▶ **L'exercice**
Convertissez les lignes ci-dessous en liste numérotée, s'il vous plaît, sans reprendre les lignes vides.

▶ **Données fournies**

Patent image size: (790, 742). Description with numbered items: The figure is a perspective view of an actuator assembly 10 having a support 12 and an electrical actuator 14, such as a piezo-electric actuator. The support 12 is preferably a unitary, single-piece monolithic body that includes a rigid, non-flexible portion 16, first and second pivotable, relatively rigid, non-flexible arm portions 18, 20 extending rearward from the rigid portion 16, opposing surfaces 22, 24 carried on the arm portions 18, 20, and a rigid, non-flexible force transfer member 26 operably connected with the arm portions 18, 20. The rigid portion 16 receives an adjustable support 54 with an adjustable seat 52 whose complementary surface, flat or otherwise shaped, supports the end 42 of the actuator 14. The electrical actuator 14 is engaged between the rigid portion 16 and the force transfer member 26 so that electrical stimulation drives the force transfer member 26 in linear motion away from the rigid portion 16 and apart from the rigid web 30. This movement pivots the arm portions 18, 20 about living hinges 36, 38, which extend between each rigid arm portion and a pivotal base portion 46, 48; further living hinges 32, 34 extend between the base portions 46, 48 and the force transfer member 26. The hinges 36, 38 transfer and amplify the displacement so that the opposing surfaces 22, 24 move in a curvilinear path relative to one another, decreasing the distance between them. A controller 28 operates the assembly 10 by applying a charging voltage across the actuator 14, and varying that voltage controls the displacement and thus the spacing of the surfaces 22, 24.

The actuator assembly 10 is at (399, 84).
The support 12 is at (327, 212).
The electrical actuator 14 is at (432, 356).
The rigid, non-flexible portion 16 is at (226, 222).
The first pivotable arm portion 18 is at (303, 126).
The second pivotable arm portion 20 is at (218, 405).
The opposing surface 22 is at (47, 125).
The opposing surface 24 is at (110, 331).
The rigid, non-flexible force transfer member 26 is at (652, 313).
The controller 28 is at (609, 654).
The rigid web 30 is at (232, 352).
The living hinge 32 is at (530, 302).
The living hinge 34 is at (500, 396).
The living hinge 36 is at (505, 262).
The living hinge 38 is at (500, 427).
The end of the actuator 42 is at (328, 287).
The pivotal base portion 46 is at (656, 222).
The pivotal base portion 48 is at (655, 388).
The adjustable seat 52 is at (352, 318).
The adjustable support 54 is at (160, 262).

▶ **Réponse**
1. Patent image size: (790, 742). Description with numbered items: The figure is a perspective view of an actuator assembly 10 having a support 12 and an electrical actuator 14, such as a piezo-electric actuator. The support 12 is preferably a unitary, single-piece monolithic body that includes a rigid, non-flexible portion 16, first and second pivotable, relatively rigid, non-flexible arm portions 18, 20 extending rearward from the rigid portion 16, opposing surfaces 22, 24 carried on the arm portions 18, 20, and a rigid, non-flexible force transfer member 26 operably connected with the arm portions 18, 20. The rigid portion 16 receives an adjustable support 54 with an adjustable seat 52 whose complementary surface, flat or otherwise shaped, supports the end 42 of the actuator 14. The electrical actuator 14 is engaged between the rigid portion 16 and the force transfer member 26 so that electrical stimulation drives the force transfer member 26 in linear motion away from the rigid portion 16 and apart from the rigid web 30. This movement pivots the arm portions 18, 20 about living hinges 36, 38, which extend between each rigid arm portion and a pivotal base portion 46, 48; further living hinges 32, 34 extend between the base portions 46, 48 and the force transfer member 26. The hinges 36, 38 transfer and amplify the displacement so that the opposing surfaces 22, 24 move in a curvilinear path relative to one another, decreasing the distance between them. A controller 28 operates the assembly 10 by applying a charging voltage across the actuator 14, and varying that voltage controls the displacement and thus the spacing of the surfaces 22, 24.
2. The actuator assembly 10 is at (399, 84).
3. The support 12 is at (327, 212).
4. The electrical actuator 14 is at (432, 356).
5. The rigid, non-flexible portion 16 is at (226, 222).
6. The first pivotable arm portion 18 is at (303, 126).
7. The second pivotable arm portion 20 is at (218, 405).
8. The opposing surface 22 is at (47, 125).
9. The opposing surface 24 is at (110, 331).
10. The rigid, non-flexible force transfer member 26 is at (652, 313).
11. The controller 28 is at (609, 654).
12. The rigid web 30 is at (232, 352).
13. The living hinge 32 is at (530, 302).
14. The living hinge 34 is at (500, 396).
15. The living hinge 36 is at (505, 262).
16. The living hinge 38 is at (500, 427).
17. The end of the actuator 42 is at (328, 287).
18. The pivotal base portion 46 is at (656, 222).
19. The pivotal base portion 48 is at (655, 388).
20. The adjustable seat 52 is at (352, 318).
21. The adjustable support 54 is at (160, 262).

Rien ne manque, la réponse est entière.